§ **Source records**
___

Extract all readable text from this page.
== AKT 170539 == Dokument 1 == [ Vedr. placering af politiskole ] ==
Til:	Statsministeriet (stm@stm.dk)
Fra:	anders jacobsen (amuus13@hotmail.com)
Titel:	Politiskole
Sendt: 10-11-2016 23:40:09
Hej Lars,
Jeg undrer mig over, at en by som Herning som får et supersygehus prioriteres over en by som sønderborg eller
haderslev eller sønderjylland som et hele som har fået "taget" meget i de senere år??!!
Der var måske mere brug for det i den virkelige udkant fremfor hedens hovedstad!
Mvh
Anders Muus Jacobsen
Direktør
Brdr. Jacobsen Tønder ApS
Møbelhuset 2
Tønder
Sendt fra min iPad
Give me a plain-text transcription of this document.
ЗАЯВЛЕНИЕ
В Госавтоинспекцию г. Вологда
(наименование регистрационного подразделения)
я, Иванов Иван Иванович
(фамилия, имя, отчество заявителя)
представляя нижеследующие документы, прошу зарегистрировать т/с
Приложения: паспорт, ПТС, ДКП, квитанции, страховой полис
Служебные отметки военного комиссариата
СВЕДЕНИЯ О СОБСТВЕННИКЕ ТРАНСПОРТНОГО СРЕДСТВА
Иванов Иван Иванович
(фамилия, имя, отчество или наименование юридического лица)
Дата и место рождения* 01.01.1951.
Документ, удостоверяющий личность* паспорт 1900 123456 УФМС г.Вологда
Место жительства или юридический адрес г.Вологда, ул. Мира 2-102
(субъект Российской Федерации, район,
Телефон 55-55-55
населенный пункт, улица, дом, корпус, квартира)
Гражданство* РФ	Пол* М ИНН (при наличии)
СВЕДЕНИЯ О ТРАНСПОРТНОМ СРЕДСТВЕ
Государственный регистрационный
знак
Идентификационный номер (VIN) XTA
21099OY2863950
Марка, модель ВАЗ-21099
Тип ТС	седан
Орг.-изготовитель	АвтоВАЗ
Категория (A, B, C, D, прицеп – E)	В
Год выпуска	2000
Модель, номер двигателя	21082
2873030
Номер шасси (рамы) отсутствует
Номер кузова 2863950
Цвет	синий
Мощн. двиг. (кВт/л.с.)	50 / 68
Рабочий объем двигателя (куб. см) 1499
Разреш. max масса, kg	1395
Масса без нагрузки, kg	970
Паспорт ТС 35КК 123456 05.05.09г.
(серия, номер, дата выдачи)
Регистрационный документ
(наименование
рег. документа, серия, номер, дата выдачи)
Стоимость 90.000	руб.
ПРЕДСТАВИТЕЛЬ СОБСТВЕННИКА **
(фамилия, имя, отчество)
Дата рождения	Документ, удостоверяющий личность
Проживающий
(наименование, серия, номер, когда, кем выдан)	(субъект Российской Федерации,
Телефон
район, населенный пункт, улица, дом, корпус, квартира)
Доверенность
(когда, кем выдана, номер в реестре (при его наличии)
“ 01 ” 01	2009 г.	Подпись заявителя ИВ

___

§ **Stated goal**
Reproduce the entries above in full by retyping them exactly.

§ **Solved problem**
Extract all readable text from this page.
== AKT 170539 == Dokument 1 == [ Vedr. placering af politiskole ] ==
Til:	Statsministeriet (stm@stm.dk)
Fra:	anders jacobsen (amuus13@hotmail.com)
Titel:	Politiskole
Sendt: 10-11-2016 23:40:09
Hej Lars,
Jeg undrer mig over, at en by som Herning som får et supersygehus prioriteres over en by som sønderborg eller
haderslev eller sønderjylland som et hele som har fået "taget" meget i de senere år??!!
Der var måske mere brug for det i den virkelige udkant fremfor hedens hovedstad!
Mvh
Anders Muus Jacobsen
Direktør
Brdr. Jacobsen Tønder ApS
Møbelhuset 2
Tønder
Sendt fra min iPad
Give me a plain-text transcription of this document.
ЗАЯВЛЕНИЕ
В Госавтоинспекцию г. Вологда
(наименование регистрационного подразделения)
я, Иванов Иван Иванович
(фамилия, имя, отчество заявителя)
представляя нижеследующие документы, прошу зарегистрировать т/с
Приложения: паспорт, ПТС, ДКП, квитанции, страховой полис
Служебные отметки военного комиссариата
СВЕДЕНИЯ О СОБСТВЕННИКЕ ТРАНСПОРТНОГО СРЕДСТВА
Иванов Иван Иванович
(фамилия, имя, отчество или наименование юридического лица)
Дата и место рождения* 01.01.1951.
Документ, удостоверяющий личность* паспорт 1900 123456 УФМС г.Вологда
Место жительства или юридический адрес г.Вологда, ул. Мира 2-102
(субъект Российской Федерации, район,
Телефон 55-55-55
населенный пункт, улица, дом, корпус, квартира)
Гражданство* РФ	Пол* М ИНН (при наличии)
СВЕДЕНИЯ О ТРАНСПОРТНОМ СРЕДСТВЕ
Государственный регистрационный
знак
Идентификационный номер (VIN) XTA
21099OY2863950
Марка, модель ВАЗ-21099
Тип ТС	седан
Орг.-изготовитель	АвтоВАЗ
Категория (A, B, C, D, прицеп – E)	В
Год выпуска	2000
Модель, номер двигателя	21082
2873030
Номер шасси (рамы) отсутствует
Номер кузова 2863950
Цвет	синий
Мощн. двиг. (кВт/л.с.)	50 / 68
Рабочий объем двигателя (куб. см) 1499
Разреш. max масса, kg	1395
Масса без нагрузки, kg	970
Паспорт ТС 35КК 123456 05.05.09г.
(серия, номер, дата выдачи)
Регистрационный документ
(наименование
рег. документа, серия, номер, дата выдачи)
Стоимость 90.000	руб.
ПРЕДСТАВИТЕЛЬ СОБСТВЕННИКА **
(фамилия, имя, отчество)
Дата рождения	Документ, удостоверяющий личность
Проживающий
(наименование, серия, номер, когда, кем выдан)	(субъект Российской Федерации,
Телефон
район, населенный пункт, улица, дом, корпус, квартира)
Доверенность
(когда, кем выдана, номер в реестре (при его наличии)
“ 01 ” 01	2009 г.	Подпись заявителя ИВ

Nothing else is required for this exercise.